◆ **Goal**
Among the entries below, find the lines with "color" and copy them.

◆ **Records for this exercise**
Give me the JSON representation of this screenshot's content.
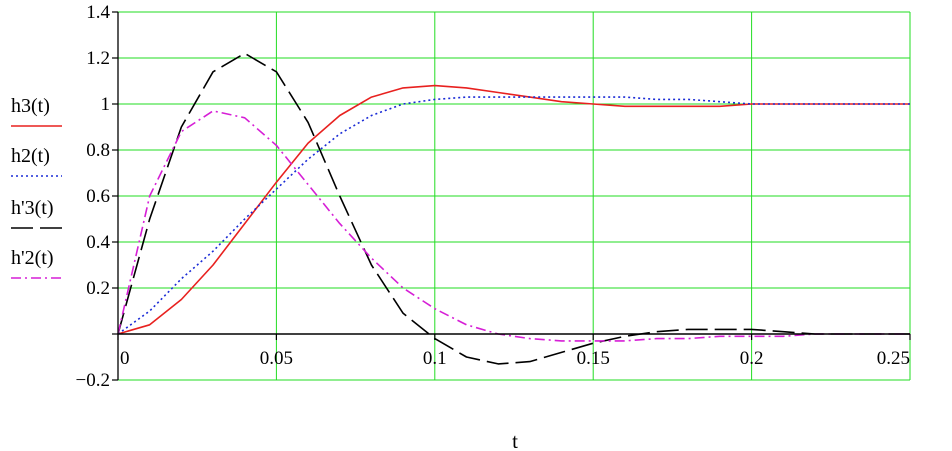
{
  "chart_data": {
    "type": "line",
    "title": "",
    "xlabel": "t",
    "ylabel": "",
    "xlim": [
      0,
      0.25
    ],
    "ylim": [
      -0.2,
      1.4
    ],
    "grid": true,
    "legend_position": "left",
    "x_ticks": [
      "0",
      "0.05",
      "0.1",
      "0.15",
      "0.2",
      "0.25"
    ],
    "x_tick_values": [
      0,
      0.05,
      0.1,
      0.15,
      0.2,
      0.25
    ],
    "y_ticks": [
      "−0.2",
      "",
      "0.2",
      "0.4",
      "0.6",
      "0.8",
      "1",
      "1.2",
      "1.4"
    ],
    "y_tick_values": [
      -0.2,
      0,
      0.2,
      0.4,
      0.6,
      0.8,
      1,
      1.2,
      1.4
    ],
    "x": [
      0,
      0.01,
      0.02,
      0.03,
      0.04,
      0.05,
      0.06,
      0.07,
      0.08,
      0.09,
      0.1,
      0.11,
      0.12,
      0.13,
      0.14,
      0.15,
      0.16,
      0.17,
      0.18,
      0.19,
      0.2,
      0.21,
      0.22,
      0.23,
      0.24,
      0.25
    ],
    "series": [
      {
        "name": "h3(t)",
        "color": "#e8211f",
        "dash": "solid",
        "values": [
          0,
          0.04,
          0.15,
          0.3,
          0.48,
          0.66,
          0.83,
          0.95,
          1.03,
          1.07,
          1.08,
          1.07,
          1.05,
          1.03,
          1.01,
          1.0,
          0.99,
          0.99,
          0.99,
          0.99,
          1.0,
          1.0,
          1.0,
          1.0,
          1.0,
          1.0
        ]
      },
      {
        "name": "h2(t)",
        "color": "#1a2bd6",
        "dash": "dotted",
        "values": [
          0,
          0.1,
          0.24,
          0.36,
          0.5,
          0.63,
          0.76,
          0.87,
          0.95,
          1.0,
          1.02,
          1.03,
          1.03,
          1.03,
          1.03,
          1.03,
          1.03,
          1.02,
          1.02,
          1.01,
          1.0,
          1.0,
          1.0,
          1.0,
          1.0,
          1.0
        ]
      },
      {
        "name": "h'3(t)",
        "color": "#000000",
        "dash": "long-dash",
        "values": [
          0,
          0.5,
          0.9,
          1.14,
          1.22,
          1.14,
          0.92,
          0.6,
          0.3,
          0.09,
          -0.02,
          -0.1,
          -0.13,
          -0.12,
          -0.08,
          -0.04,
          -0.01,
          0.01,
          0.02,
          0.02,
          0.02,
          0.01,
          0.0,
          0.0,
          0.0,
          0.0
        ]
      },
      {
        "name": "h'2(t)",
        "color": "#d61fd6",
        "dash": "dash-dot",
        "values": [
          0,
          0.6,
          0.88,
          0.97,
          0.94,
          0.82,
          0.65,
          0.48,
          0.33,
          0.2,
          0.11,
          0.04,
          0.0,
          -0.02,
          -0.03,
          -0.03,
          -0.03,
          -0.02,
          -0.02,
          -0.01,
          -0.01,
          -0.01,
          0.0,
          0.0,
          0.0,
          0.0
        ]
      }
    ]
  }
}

◆ **Correct response**
        "color": "#e8211f",
        "color": "#1a2bd6",
        "color": "#000000",
        "color": "#d61fd6",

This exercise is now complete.